Give back the full listing, character for character, with no pictures.

Stored data:

** begin **

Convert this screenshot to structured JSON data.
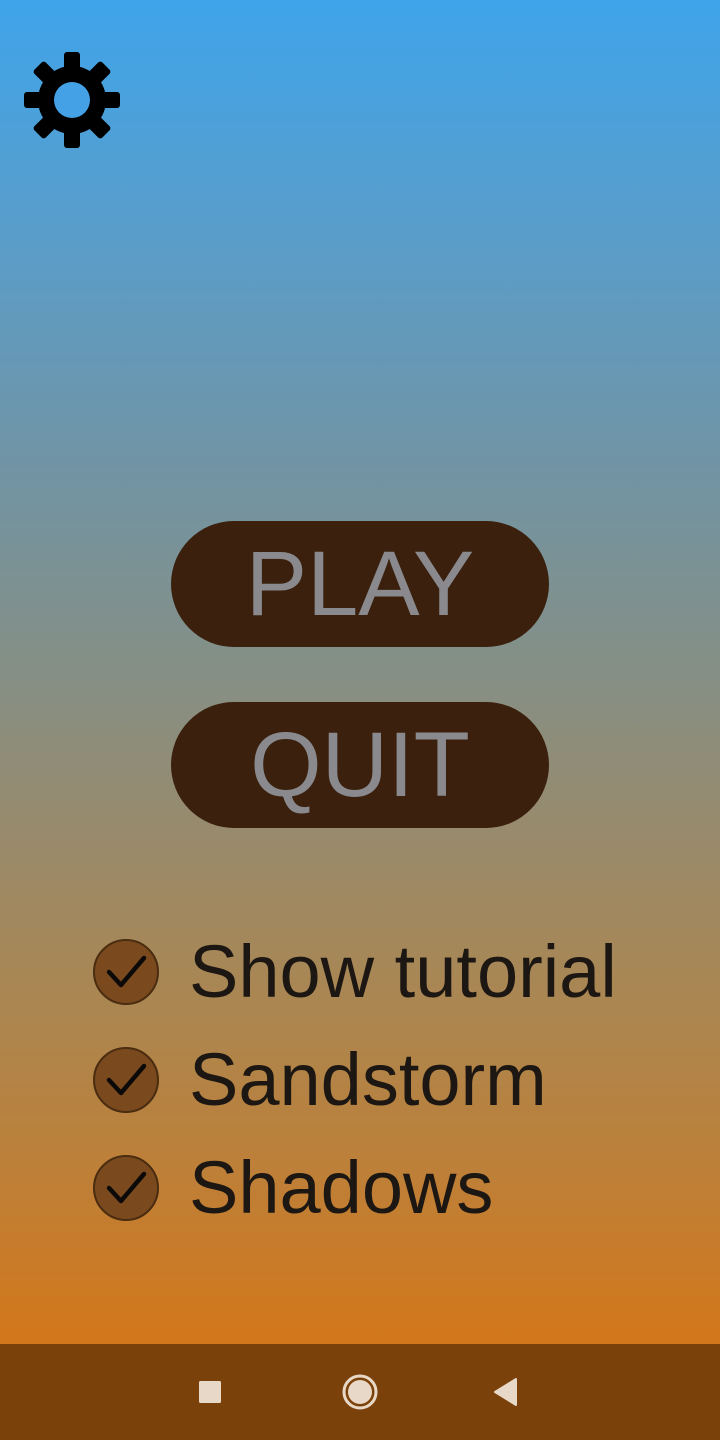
{
  "menu": {
    "play_label": "PLAY",
    "quit_label": "QUIT"
  },
  "options": [
    {
      "label": "Show tutorial",
      "checked": true
    },
    {
      "label": "Sandstorm",
      "checked": true
    },
    {
      "label": "Shadows",
      "checked": true
    }
  ],
  "icons": {
    "settings": "gear-icon",
    "checkbox": "checkmark-icon",
    "nav_recents": "square-icon",
    "nav_home": "circle-icon",
    "nav_back": "triangle-back-icon"
  },
  "colors": {
    "sky_top": "#3fa4ea",
    "sand_bottom": "#d3771a",
    "button_bg": "#3a200d",
    "button_text": "#8a8a8e",
    "checkbox_fill": "#7a4a1e",
    "label_text": "#1c1712",
    "nav_bar": "#7a420a",
    "nav_icons": "#e8d8c8"
  }
}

** end **

FINAL RESULT »
Convert this screenshot to structured JSON data.
{
  "menu": {
    "play_label": "PLAY",
    "quit_label": "QUIT"
  },
  "options": [
    {
      "label": "Show tutorial",
      "checked": true
    },
    {
      "label": "Sandstorm",
      "checked": true
    },
    {
      "label": "Shadows",
      "checked": true
    }
  ],
  "icons": {
    "settings": "gear-icon",
    "checkbox": "checkmark-icon",
    "nav_recents": "square-icon",
    "nav_home": "circle-icon",
    "nav_back": "triangle-back-icon"
  },
  "colors": {
    "sky_top": "#3fa4ea",
    "sand_bottom": "#d3771a",
    "button_bg": "#3a200d",
    "button_text": "#8a8a8e",
    "checkbox_fill": "#7a4a1e",
    "label_text": "#1c1712",
    "nav_bar": "#7a420a",
    "nav_icons": "#e8d8c8"
  }
}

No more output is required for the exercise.